» Data for the task:
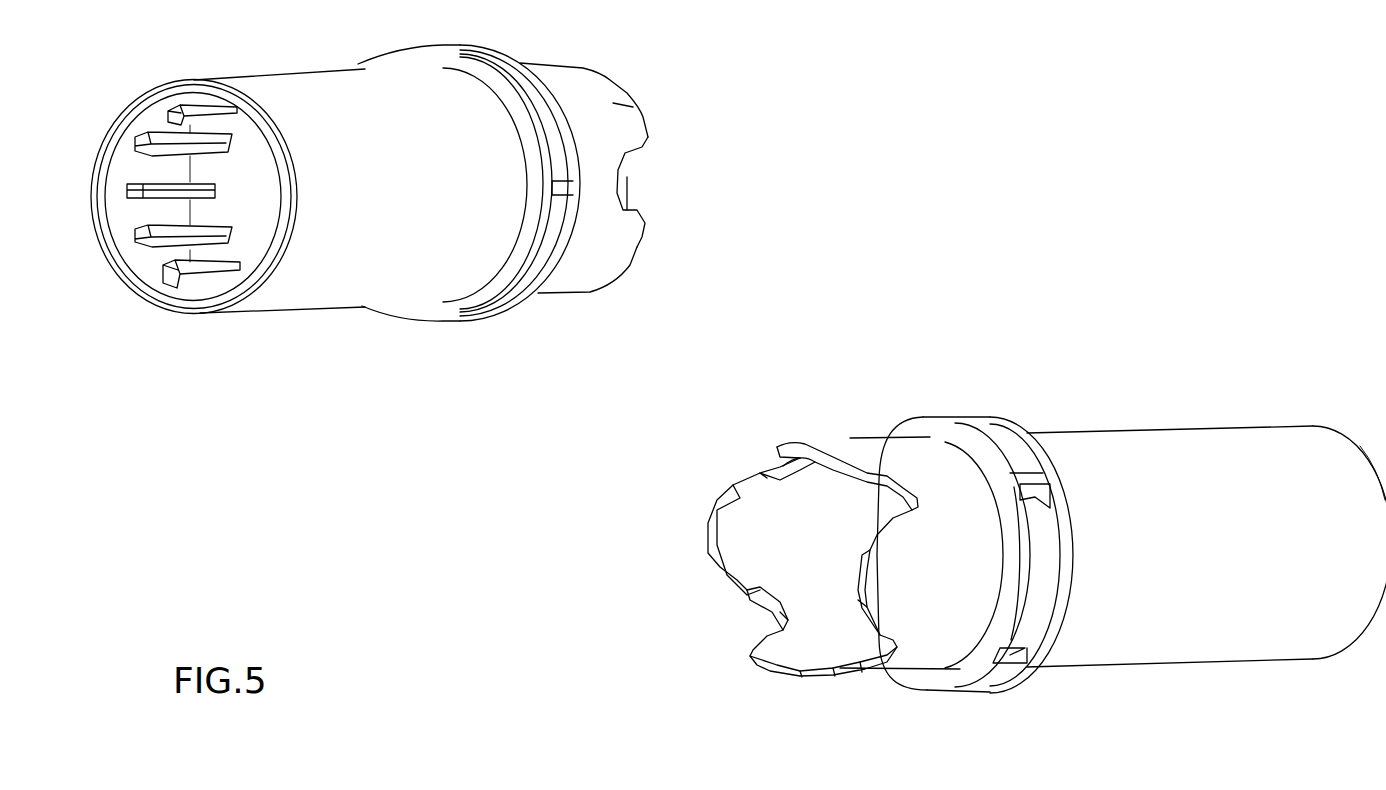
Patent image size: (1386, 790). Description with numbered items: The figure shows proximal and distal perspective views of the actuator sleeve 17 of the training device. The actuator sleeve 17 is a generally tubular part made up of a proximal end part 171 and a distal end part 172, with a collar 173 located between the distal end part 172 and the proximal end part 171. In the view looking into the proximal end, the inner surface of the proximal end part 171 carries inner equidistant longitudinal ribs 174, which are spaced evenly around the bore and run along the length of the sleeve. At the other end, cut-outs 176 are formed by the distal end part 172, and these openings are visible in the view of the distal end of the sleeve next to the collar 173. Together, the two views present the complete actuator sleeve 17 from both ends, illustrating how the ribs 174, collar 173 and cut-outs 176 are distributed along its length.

The actuator sleeve 17 is at (424, 214).
The proximal end part 171 is at (110, 260).
The distal end part 172 is at (850, 438).
The collar 173 is at (540, 80).
The inner equidistant longitudinal ribs 174 is at (187, 273).
The cut-outs 176 is at (773, 464).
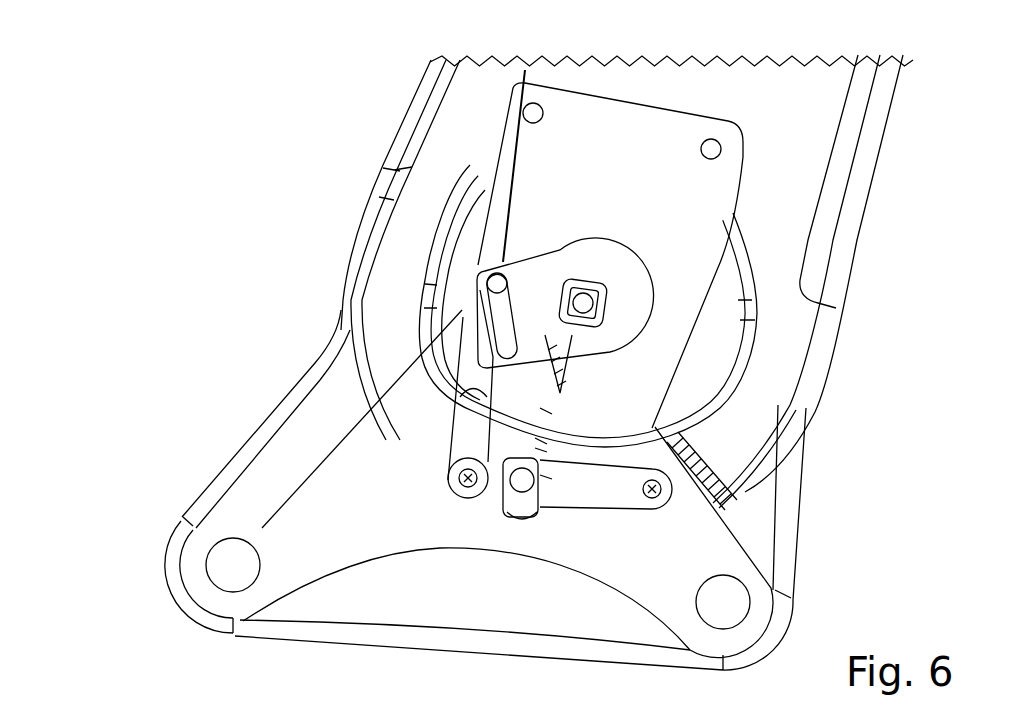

» What to produce:
Repeat the rows above with "training device" swapped for "demonstration device", keeping everything else the same, and leave the pictures out.

» Problem solution:
Patent image size: (1386, 790). Description with numbered items: The figure shows proximal and distal perspective views of the actuator sleeve 17 of the demonstration device. The actuator sleeve 17 is a generally tubular part made up of a proximal end part 171 and a distal end part 172, with a collar 173 located between the distal end part 172 and the proximal end part 171. In the view looking into the proximal end, the inner surface of the proximal end part 171 carries inner equidistant longitudinal ribs 174, which are spaced evenly around the bore and run along the length of the sleeve. At the other end, cut-outs 176 are formed by the distal end part 172, and these openings are visible in the view of the distal end of the sleeve next to the collar 173. Together, the two views present the complete actuator sleeve 17 from both ends, illustrating how the ribs 174, collar 173 and cut-outs 176 are distributed along its length.

The actuator sleeve 17 is at (424, 214).
The proximal end part 171 is at (110, 260).
The distal end part 172 is at (850, 438).
The collar 173 is at (540, 80).
The inner equidistant longitudinal ribs 174 is at (187, 273).
The cut-outs 176 is at (773, 464).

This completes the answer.